Data rows ::
☆ ☆ ☆ ☆ ☆

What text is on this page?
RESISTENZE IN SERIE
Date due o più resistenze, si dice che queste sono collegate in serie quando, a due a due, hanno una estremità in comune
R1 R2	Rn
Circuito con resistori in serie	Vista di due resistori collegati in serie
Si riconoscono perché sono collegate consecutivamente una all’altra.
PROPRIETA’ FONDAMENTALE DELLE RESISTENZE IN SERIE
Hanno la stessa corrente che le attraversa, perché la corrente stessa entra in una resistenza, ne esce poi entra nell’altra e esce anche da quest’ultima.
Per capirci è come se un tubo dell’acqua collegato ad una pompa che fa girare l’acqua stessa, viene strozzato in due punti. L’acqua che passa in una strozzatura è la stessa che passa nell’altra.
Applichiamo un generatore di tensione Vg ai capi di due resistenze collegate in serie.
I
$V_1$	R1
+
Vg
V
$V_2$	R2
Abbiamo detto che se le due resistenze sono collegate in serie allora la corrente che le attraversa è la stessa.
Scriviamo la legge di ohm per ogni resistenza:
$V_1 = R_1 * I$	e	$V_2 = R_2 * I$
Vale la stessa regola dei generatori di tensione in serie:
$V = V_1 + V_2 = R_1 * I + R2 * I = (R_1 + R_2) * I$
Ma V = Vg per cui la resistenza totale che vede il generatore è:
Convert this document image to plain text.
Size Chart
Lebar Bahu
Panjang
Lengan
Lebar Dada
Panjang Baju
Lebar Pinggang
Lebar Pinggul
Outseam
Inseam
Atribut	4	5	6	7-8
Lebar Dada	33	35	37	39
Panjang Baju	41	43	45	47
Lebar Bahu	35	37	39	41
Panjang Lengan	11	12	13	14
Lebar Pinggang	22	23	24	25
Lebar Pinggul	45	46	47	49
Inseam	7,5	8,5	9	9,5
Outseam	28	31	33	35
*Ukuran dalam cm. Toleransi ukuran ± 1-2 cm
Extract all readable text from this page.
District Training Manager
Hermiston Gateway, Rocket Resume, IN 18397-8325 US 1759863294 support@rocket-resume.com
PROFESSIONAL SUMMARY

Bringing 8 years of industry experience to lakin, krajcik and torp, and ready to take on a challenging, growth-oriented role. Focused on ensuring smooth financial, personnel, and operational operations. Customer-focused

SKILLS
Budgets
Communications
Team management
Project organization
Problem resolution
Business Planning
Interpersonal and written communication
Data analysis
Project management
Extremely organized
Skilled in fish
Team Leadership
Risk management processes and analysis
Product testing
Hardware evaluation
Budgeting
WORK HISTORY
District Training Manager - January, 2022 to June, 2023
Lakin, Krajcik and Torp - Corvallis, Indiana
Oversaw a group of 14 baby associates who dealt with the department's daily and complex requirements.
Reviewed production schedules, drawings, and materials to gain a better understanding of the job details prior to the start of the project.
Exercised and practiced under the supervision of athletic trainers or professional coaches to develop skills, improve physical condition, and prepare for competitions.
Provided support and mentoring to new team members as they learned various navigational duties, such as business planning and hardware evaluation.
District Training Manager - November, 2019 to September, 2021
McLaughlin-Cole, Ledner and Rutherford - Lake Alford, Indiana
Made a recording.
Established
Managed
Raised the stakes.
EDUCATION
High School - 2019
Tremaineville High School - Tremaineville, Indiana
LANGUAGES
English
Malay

☆ ☆ ☆ ☆ ☆

Aim ::
Give only the number of lines in the material above that include the word "management".

Correct result ::
3